Zadania do wykonania:
1. Przepisz dokładnie fragment tekstu o płacach i innowacyjności od słów „Dobiega końca okres budowania w” aż do słów „na niskich płacach.”.
2. Wypisz dokładnie wiersze rekordów od wiersza zawierającego „Give bounding boxes” aż do wiersza zawierającego „quarter-wave plate Q (box B)”, łącznie z tymi dwoma wierszami. Obrazy pomiń w odpowiedzi.

::: Fragment do przeczytania

Dobiega końca okres budowania w Polsce gospodarki rynkowej, której mocną siłą napędową były niskie płace. Ale sama podwyżka płac nie wymusi innowacyjności
Czy polska gospodarka wkroczyła w nowy etap? Wielu ekspertów twierdzi, że jej dalszy rozwój i sukces nie mogą być już oparte na niskich płacach.
Na początek zastrzeżenie: płace w Polsce nie są niskie. Nie ma też żadnych danych, które pozwalałyby na stwierdzenie, że rzeczywiście są one niższe niż w innych krajach regionu. Przeciwnie – parytet siły nabywczej naszych wynagrodzeń, według danych OECD, jest u nas wyższy niż w Czechach czy na Węgrzech. Pamiętajmy, że niski udział płac w PKB nie oznacza niskich poziomów płac. W naszej gospodarce ich udział jest niewielki, bo mamy wysokie samozatrudnienie oraz znaczną liczbę osób pracujących w rolnictwie, czyli de facto niemających przychodów w formie płac.
Zatem nic, mimo kryzysowych zawirowań, w naszej gospodarce nie uległo zmianie?
Zgadzam się z tym, że generalnie dobiega końca okres budowania gospodarki rynkowej, której mocną siłą napędową były niskie płace. Choć w niektórych branżach, a dotyczy to zwłaszcza polskich podwykonawców międzynarodowych firm, ten stan może się utrzymywać jeszcze dość długo. Ale nie zgadzam się z tezą, że sztuczne podwyższanie płac wymusi szybki rozwój i idącą za tym innowacyjność gospodarki, bo przedsiębiorcy w ten sposób będą próbowali niwelować skutki podwyżki. Bo innowacyjność zależy od wielu czynników – to zmiana cywilizacyjna, która musi zaistnieć na wielu obszarach. Trzeba też pamiętać o tym, że wielu przedsiębiorców, gdy nie jest w stanie sprostać szybko zmieniającym się warunkom działania, bankrutuje. To oznaczałoby spory problem, bo ich miejsce zająłby obcy kapitał, który jest w stanie taniej i dłużej pozyskiwać pieniądze. A nie jestem pewien, czy tego chcemy. W Polsce niebawem pojawi się poważny deficyt siły roboczej, więc płace wzrosną. Jednak nie będzie to stanowić prostej drogi do wzrostu innowacyjności na masową skalę. Należy więc innowacyjność budować w sposób skoordynowany i mądry, nie oczekując przy tym szybkich rezultatów. Potrzebne są rozwiązania prawne – choćby włączenie wydatków na B+R (badania i rozwój) do podatkowych kosztów księgowych. A płace winny rosnąć wraz z wydajnością pracy – tak jak w tej chwili. Nie wierzę w reakcję odwrotną. Polska debata o nowym etapie w polskiej gospodarce często opiera się na mitach.

::::::
::: Dostarczone dane

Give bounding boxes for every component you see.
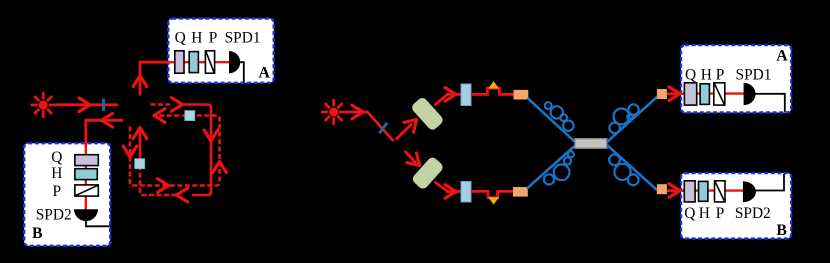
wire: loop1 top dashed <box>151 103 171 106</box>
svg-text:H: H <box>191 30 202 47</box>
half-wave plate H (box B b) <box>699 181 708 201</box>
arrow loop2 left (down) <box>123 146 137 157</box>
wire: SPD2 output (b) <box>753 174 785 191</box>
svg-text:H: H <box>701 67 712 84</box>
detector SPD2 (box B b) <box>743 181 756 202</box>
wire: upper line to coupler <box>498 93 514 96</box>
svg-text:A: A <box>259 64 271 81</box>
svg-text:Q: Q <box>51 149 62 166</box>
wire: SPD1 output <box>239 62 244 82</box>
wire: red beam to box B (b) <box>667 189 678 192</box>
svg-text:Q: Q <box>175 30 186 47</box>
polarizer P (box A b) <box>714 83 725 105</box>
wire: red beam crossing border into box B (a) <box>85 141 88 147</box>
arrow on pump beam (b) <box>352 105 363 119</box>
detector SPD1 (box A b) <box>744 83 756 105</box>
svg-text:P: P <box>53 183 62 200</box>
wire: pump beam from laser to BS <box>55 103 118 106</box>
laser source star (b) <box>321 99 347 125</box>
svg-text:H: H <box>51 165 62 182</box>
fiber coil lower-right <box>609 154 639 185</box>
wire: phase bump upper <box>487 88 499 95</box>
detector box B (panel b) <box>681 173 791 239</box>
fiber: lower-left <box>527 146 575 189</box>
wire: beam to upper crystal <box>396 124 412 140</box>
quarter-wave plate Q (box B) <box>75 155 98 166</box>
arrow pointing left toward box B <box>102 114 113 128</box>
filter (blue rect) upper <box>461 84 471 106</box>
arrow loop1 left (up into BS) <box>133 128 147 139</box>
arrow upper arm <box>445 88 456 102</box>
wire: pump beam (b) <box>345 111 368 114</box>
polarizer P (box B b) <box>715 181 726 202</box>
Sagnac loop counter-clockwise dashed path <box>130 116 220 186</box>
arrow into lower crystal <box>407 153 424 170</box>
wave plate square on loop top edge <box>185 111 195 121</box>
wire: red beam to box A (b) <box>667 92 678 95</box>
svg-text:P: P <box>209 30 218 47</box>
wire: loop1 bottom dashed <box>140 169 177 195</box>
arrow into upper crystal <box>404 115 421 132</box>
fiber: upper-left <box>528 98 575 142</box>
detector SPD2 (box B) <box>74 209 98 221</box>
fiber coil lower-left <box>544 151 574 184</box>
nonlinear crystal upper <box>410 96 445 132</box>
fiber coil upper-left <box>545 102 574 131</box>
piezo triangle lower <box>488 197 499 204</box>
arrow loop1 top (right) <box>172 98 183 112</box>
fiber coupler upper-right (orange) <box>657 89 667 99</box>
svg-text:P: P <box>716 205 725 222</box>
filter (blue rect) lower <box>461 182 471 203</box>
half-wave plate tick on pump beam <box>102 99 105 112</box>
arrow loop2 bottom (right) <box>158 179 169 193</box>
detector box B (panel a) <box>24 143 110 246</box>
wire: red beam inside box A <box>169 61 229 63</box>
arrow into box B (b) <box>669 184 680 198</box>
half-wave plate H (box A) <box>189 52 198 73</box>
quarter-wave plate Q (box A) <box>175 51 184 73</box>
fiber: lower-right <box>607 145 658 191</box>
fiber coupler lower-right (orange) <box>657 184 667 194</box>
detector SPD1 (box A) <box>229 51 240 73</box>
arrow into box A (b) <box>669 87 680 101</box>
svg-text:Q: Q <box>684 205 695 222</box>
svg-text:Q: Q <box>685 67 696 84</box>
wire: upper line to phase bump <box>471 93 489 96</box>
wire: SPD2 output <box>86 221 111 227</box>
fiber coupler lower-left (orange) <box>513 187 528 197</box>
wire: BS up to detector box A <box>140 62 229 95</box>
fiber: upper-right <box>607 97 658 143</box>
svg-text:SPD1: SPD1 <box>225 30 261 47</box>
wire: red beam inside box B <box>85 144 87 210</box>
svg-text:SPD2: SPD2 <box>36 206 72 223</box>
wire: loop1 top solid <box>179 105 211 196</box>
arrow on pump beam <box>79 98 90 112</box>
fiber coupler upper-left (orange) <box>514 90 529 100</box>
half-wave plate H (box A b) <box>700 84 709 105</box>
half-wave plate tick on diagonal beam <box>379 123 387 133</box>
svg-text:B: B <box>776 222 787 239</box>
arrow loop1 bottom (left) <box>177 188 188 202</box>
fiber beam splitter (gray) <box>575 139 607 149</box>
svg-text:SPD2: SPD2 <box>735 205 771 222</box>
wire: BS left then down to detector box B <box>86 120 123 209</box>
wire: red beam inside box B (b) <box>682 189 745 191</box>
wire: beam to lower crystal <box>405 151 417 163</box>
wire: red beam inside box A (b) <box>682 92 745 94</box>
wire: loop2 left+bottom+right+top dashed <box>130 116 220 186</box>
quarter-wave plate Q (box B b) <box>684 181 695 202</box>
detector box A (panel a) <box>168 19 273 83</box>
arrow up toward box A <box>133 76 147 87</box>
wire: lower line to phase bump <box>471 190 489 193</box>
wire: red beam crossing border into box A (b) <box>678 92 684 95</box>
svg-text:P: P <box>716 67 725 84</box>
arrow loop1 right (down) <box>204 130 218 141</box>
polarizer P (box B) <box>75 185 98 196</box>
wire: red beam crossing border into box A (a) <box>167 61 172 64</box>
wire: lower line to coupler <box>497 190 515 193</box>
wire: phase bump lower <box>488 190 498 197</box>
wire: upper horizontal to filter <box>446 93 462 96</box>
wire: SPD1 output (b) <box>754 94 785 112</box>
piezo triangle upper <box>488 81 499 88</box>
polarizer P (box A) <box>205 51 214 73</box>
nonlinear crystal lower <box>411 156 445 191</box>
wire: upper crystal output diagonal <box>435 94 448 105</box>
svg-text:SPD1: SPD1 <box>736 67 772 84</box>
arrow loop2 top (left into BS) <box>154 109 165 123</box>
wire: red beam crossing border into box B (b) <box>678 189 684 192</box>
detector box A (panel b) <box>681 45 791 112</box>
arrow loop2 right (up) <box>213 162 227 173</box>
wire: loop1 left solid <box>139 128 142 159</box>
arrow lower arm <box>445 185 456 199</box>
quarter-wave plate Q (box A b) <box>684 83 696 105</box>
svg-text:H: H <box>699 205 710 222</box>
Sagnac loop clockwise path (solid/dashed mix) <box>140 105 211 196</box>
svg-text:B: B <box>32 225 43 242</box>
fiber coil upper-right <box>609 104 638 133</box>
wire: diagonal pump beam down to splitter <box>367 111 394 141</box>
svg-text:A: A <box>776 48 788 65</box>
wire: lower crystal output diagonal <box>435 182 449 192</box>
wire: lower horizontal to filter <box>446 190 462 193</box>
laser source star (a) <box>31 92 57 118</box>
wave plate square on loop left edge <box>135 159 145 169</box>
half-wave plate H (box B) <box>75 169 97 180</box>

::::::
::: Dostarczone dane

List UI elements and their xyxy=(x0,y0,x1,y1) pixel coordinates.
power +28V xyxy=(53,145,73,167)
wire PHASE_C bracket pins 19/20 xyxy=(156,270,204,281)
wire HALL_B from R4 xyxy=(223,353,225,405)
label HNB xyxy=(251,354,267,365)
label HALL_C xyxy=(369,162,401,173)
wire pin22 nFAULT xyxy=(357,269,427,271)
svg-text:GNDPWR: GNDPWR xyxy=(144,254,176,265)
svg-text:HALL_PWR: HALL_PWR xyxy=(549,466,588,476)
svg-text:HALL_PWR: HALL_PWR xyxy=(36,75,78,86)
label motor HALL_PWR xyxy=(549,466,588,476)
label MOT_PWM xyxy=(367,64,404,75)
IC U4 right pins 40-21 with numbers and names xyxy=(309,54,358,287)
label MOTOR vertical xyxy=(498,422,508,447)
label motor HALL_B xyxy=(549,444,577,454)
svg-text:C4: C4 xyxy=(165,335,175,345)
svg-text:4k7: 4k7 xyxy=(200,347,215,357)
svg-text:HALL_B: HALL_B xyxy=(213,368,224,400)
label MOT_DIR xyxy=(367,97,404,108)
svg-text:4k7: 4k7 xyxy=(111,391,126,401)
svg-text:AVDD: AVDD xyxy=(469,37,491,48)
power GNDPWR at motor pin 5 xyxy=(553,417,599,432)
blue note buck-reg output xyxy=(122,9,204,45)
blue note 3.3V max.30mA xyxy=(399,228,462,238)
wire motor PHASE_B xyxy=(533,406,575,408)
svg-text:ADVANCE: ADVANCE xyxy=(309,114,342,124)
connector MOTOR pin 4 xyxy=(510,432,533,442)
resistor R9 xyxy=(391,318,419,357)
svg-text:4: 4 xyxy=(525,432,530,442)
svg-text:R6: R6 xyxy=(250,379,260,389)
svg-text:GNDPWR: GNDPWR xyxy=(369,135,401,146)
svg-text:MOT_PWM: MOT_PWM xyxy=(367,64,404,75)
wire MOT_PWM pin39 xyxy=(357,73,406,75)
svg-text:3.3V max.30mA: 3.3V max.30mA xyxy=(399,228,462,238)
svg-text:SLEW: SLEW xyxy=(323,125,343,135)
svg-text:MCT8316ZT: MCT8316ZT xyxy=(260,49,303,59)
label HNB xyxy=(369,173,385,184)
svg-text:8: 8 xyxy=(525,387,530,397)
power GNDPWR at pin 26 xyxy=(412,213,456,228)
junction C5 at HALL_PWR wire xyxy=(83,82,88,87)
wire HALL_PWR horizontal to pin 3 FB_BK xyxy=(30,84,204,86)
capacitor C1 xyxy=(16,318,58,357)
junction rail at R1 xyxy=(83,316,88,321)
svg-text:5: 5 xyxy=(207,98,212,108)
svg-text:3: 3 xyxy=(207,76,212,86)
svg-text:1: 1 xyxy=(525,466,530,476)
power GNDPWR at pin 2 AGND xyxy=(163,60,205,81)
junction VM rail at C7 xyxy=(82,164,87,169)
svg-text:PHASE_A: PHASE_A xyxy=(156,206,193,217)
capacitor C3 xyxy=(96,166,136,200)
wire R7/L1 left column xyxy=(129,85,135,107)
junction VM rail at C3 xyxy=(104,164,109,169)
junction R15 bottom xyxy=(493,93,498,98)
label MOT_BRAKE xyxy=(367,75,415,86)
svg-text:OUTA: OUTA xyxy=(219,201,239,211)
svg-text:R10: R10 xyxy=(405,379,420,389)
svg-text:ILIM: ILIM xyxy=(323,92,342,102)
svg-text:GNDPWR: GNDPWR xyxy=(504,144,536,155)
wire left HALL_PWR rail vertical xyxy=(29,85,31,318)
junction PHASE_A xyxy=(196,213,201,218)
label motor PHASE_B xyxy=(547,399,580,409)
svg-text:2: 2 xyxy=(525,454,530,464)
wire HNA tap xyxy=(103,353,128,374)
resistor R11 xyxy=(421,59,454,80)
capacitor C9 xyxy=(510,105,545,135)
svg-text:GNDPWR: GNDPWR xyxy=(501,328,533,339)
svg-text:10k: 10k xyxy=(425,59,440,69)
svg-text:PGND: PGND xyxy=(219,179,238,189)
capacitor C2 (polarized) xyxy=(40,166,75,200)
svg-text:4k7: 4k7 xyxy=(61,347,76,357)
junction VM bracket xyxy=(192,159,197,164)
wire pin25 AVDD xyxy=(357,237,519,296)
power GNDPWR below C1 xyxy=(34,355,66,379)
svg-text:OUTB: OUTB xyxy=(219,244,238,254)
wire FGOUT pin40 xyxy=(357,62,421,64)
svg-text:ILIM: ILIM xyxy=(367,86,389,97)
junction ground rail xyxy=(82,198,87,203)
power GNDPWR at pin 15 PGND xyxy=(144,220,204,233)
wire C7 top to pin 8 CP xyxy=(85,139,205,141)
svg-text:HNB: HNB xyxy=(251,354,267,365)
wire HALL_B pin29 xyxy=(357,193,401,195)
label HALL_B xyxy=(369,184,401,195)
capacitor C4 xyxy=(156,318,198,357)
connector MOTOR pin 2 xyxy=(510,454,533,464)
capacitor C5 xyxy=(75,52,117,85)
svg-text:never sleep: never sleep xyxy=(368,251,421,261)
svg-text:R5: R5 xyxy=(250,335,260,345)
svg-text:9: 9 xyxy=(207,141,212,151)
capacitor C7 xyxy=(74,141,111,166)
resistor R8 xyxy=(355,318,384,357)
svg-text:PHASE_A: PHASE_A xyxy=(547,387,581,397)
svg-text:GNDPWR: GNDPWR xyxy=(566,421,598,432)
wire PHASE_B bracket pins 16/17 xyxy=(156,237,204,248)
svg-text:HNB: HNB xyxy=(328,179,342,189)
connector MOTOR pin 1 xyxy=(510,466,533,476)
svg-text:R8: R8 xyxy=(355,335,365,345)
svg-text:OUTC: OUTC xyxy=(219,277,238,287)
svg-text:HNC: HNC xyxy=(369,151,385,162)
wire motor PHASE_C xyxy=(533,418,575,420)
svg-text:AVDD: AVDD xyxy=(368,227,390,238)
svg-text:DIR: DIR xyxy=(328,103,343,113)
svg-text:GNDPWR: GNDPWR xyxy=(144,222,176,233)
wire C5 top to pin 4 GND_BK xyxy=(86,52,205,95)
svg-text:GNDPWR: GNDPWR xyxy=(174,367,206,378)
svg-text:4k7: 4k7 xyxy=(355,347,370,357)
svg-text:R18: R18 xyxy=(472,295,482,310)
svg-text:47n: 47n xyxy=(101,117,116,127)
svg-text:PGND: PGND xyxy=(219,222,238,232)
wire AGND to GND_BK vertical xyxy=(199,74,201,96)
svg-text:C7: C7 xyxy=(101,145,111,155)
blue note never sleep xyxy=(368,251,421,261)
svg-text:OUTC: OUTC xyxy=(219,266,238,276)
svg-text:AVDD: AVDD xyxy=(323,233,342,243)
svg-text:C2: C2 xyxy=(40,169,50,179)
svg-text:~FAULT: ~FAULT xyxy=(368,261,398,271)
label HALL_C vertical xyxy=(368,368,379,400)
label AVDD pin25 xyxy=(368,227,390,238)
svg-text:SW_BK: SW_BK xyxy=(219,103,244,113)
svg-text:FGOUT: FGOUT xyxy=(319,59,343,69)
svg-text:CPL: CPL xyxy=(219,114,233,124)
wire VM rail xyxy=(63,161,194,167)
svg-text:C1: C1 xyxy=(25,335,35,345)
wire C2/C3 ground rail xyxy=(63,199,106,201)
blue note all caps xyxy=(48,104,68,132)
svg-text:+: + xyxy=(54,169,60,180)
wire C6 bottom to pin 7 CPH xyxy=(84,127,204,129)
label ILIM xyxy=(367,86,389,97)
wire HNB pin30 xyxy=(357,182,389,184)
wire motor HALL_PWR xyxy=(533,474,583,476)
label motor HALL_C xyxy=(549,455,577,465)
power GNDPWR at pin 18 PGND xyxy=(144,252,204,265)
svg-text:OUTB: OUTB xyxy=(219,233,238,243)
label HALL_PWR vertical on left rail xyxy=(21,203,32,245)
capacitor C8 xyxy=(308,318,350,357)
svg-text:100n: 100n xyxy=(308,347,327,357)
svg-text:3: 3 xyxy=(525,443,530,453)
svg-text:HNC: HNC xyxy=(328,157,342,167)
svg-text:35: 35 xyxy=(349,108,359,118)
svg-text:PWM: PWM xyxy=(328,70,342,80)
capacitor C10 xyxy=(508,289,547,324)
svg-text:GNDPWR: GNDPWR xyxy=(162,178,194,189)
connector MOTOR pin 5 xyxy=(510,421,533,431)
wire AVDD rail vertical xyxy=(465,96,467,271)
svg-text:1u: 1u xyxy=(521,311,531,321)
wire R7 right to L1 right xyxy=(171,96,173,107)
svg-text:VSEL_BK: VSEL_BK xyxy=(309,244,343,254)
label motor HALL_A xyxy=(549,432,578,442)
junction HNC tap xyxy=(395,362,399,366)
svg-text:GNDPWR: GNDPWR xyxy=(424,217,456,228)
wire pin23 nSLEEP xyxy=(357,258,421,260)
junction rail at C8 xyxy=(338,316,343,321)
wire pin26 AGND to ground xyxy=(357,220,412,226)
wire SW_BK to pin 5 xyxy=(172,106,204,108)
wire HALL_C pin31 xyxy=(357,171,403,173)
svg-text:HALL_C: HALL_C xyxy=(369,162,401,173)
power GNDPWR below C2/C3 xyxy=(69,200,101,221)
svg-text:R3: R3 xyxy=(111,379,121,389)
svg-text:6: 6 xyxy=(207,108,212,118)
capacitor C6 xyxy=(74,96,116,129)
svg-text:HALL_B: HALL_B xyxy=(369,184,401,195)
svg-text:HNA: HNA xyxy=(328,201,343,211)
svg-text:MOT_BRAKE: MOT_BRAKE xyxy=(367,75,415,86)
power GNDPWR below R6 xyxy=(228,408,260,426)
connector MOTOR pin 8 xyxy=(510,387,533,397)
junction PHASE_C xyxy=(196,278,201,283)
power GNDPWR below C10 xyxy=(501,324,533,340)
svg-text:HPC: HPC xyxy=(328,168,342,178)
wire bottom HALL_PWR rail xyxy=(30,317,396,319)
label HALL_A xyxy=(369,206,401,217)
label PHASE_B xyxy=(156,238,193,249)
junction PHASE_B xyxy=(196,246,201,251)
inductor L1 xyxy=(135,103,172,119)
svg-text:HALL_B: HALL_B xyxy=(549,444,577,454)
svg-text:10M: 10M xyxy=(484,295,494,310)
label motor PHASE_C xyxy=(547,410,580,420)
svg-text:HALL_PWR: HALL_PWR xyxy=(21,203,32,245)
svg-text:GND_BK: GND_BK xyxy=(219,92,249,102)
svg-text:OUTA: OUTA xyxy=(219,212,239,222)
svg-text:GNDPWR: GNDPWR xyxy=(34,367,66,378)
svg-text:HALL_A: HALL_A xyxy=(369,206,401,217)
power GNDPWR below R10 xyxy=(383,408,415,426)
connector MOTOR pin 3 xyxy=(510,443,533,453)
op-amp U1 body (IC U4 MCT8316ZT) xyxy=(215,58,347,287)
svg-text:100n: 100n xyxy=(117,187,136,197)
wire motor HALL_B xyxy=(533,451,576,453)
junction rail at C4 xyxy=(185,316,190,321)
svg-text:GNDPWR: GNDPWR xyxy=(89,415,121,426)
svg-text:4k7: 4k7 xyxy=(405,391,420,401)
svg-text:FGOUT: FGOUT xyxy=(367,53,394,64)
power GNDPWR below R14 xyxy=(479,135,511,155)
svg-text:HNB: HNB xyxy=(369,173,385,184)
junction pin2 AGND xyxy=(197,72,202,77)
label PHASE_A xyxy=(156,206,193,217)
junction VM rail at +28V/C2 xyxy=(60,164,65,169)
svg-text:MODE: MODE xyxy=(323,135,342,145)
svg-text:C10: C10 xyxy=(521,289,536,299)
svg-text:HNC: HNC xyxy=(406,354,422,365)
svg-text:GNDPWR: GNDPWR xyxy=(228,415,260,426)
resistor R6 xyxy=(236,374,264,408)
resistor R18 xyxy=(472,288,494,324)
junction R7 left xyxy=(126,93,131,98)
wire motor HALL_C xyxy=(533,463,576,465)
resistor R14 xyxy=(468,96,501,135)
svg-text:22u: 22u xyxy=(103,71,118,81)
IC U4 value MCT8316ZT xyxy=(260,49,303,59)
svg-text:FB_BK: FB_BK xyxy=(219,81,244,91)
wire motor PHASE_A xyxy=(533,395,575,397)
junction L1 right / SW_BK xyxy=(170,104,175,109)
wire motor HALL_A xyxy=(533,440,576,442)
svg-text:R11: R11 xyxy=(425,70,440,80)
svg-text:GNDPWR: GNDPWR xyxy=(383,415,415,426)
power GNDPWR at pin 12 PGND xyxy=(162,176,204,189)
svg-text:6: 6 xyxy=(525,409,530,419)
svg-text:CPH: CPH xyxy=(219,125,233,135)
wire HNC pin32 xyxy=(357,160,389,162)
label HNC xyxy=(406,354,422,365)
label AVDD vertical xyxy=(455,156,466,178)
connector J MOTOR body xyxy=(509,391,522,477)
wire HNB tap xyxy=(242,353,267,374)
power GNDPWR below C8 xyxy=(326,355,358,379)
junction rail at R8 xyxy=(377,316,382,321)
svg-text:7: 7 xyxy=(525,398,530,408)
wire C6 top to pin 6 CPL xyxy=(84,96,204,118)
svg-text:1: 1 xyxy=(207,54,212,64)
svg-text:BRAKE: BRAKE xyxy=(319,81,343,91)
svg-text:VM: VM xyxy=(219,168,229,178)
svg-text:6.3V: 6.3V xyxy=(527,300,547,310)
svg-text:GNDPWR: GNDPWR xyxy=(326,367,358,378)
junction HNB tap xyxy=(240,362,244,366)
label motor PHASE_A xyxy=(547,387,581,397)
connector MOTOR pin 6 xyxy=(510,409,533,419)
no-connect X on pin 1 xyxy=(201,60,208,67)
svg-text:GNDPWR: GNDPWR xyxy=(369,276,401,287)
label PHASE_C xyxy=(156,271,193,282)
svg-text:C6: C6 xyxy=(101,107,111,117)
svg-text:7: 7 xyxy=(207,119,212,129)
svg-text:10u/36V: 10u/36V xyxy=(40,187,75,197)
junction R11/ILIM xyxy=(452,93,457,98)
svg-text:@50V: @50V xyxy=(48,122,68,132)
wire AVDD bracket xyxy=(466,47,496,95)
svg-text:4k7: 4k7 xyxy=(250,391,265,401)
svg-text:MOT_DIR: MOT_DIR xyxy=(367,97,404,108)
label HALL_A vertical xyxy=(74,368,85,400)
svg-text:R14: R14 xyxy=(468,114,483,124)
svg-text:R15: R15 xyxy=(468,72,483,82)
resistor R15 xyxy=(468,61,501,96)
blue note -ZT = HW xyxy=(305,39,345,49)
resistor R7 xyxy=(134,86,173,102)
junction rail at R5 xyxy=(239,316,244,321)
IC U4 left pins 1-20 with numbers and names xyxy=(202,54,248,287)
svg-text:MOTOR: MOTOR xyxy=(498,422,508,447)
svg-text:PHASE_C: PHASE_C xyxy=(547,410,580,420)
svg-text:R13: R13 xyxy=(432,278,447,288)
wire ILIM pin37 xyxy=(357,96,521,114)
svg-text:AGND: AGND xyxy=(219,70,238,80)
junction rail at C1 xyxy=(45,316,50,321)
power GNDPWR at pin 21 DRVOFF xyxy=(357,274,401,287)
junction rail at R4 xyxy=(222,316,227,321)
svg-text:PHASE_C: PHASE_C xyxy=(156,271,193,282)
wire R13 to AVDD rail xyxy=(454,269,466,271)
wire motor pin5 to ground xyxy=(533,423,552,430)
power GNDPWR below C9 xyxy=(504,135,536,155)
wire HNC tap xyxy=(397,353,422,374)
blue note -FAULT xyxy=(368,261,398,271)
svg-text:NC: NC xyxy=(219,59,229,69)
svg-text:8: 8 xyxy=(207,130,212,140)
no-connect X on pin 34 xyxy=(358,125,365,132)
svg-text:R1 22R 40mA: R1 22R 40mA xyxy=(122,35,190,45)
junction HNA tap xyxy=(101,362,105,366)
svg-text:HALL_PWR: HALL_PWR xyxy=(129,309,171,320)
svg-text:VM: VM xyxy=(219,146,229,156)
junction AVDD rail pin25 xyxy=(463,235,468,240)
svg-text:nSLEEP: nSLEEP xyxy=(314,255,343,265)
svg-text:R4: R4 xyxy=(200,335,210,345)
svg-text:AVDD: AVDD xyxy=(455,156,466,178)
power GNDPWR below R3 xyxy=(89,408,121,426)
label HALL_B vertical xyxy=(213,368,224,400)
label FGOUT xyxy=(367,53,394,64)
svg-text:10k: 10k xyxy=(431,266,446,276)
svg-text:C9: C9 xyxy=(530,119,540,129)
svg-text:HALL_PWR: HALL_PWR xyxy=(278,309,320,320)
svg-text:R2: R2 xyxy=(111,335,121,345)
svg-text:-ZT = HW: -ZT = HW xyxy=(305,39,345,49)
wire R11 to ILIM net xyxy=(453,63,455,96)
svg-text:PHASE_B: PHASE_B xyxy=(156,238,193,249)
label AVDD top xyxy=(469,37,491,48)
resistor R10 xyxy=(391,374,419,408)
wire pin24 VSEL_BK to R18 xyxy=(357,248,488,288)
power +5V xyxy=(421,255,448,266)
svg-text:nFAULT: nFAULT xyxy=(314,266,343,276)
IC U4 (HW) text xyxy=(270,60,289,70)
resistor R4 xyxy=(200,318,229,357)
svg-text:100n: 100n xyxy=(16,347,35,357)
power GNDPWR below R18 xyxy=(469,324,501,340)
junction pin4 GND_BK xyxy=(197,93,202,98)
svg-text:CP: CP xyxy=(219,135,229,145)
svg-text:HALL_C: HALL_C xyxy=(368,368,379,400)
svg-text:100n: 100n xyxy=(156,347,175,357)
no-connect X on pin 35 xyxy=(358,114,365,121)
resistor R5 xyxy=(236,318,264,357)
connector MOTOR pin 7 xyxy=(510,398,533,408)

::::::
::: Dostarczone dane

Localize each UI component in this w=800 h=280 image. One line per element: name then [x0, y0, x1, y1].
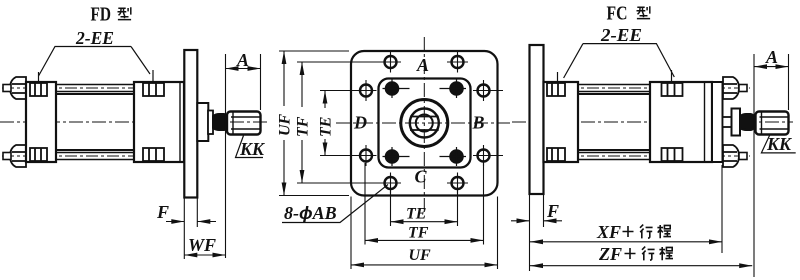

::::::

Odpowiedzi kolejno:
1.
Dobiega końca okres budowania w Polsce gospodarki rynkowej, której mocną siłą napędową były niskie płace. Ale sama podwyżka płac nie wymusi innowacyjności
Czy polska gospodarka wkroczyła w nowy etap? Wielu ekspertów twierdzi, że jej dalszy rozwój i sukces nie mogą być już oparte na niskich płacach.

2.
Give bounding boxes for every component you see.
wire: loop1 top dashed <box>151 103 171 106</box>
svg-text:H: H <box>191 30 202 47</box>
half-wave plate H (box B b) <box>699 181 708 201</box>
arrow loop2 left (down) <box>123 146 137 157</box>
wire: SPD2 output (b) <box>753 174 785 191</box>
svg-text:H: H <box>701 67 712 84</box>
detector SPD2 (box B b) <box>743 181 756 202</box>
wire: upper line to coupler <box>498 93 514 96</box>
svg-text:A: A <box>259 64 271 81</box>
svg-text:Q: Q <box>51 149 62 166</box>
wire: SPD1 output <box>239 62 244 82</box>
wire: red beam to box B (b) <box>667 189 678 192</box>
svg-text:Q: Q <box>175 30 186 47</box>
polarizer P (box A b) <box>714 83 725 105</box>
wire: red beam crossing border into box B (a) <box>85 141 88 147</box>
arrow on pump beam (b) <box>352 105 363 119</box>
detector SPD1 (box A b) <box>744 83 756 105</box>
svg-text:P: P <box>53 183 62 200</box>
wire: pump beam from laser to BS <box>55 103 118 106</box>
laser source star (b) <box>321 99 347 125</box>
svg-text:H: H <box>51 165 62 182</box>
fiber coil lower-right <box>609 154 639 185</box>
wire: phase bump upper <box>487 88 499 95</box>
detector box B (panel b) <box>681 173 791 239</box>
fiber: lower-left <box>527 146 575 189</box>
wire: beam to upper crystal <box>396 124 412 140</box>
quarter-wave plate Q (box B) <box>75 155 98 166</box>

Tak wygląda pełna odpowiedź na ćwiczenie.